_EXERCISE_
Beginning at the line that contains "Convert this document image to plain text.", reproduce every line to the end of the material without changing any of them.
>> START
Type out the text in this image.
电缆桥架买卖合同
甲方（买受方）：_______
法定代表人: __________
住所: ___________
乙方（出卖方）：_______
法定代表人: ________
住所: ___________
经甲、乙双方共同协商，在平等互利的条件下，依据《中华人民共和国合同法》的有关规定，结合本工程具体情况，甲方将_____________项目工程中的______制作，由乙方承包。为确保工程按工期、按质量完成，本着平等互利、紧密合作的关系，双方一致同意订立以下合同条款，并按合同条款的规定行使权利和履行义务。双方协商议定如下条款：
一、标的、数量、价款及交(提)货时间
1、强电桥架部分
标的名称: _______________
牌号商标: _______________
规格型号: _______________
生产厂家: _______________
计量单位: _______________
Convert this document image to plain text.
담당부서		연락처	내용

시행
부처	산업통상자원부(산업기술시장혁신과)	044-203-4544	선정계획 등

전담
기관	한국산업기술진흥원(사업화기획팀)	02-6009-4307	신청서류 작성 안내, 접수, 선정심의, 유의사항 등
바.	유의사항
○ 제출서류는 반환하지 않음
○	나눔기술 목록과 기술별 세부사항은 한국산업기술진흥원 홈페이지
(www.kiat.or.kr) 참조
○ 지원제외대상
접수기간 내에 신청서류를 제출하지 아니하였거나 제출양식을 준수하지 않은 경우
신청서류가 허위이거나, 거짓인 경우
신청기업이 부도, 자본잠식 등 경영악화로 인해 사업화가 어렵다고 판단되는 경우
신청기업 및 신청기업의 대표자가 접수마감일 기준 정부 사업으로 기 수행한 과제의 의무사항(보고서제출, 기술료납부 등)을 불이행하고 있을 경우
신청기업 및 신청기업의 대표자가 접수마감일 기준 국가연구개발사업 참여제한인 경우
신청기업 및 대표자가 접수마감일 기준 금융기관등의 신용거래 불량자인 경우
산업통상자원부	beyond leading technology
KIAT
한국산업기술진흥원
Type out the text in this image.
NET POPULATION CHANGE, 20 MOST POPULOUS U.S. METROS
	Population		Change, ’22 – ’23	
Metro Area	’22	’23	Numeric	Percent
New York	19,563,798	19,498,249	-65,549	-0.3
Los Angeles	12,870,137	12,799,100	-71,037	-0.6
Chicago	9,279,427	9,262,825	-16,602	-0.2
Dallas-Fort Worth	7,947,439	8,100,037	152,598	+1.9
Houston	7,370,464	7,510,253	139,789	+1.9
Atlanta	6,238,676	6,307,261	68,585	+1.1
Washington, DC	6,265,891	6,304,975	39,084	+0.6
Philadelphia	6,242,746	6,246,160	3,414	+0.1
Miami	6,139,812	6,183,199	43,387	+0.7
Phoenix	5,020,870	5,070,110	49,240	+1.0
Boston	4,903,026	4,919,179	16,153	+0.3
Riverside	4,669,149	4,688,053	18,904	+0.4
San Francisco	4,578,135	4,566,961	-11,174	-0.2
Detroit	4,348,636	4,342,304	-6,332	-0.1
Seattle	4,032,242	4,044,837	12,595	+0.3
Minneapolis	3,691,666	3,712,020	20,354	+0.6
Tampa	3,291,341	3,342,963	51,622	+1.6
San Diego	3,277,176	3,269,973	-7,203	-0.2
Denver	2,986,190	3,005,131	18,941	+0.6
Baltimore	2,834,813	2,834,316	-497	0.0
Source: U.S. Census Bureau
>> END
_PROBLEM SOLUTION_
Convert this document image to plain text.
담당부서		연락처	내용

시행
부처	산업통상자원부(산업기술시장혁신과)	044-203-4544	선정계획 등

전담
기관	한국산업기술진흥원(사업화기획팀)	02-6009-4307	신청서류 작성 안내, 접수, 선정심의, 유의사항 등
바.	유의사항
○ 제출서류는 반환하지 않음
○	나눔기술 목록과 기술별 세부사항은 한국산업기술진흥원 홈페이지
(www.kiat.or.kr) 참조
○ 지원제외대상
접수기간 내에 신청서류를 제출하지 아니하였거나 제출양식을 준수하지 않은 경우
신청서류가 허위이거나, 거짓인 경우
신청기업이 부도, 자본잠식 등 경영악화로 인해 사업화가 어렵다고 판단되는 경우
신청기업 및 신청기업의 대표자가 접수마감일 기준 정부 사업으로 기 수행한 과제의 의무사항(보고서제출, 기술료납부 등)을 불이행하고 있을 경우
신청기업 및 신청기업의 대표자가 접수마감일 기준 국가연구개발사업 참여제한인 경우
신청기업 및 대표자가 접수마감일 기준 금융기관등의 신용거래 불량자인 경우
산업통상자원부	beyond leading technology
KIAT
한국산업기술진흥원
Type out the text in this image.
NET POPULATION CHANGE, 20 MOST POPULOUS U.S. METROS
	Population		Change, ’22 – ’23	
Metro Area	’22	’23	Numeric	Percent
New York	19,563,798	19,498,249	-65,549	-0.3
Los Angeles	12,870,137	12,799,100	-71,037	-0.6
Chicago	9,279,427	9,262,825	-16,602	-0.2
Dallas-Fort Worth	7,947,439	8,100,037	152,598	+1.9
Houston	7,370,464	7,510,253	139,789	+1.9
Atlanta	6,238,676	6,307,261	68,585	+1.1
Washington, DC	6,265,891	6,304,975	39,084	+0.6
Philadelphia	6,242,746	6,246,160	3,414	+0.1
Miami	6,139,812	6,183,199	43,387	+0.7
Phoenix	5,020,870	5,070,110	49,240	+1.0
Boston	4,903,026	4,919,179	16,153	+0.3
Riverside	4,669,149	4,688,053	18,904	+0.4
San Francisco	4,578,135	4,566,961	-11,174	-0.2
Detroit	4,348,636	4,342,304	-6,332	-0.1
Seattle	4,032,242	4,044,837	12,595	+0.3
Minneapolis	3,691,666	3,712,020	20,354	+0.6
Tampa	3,291,341	3,342,963	51,622	+1.6
San Diego	3,277,176	3,269,973	-7,203	-0.2
Denver	2,986,190	3,005,131	18,941	+0.6
Baltimore	2,834,813	2,834,316	-497	0.0
Source: U.S. Census Bureau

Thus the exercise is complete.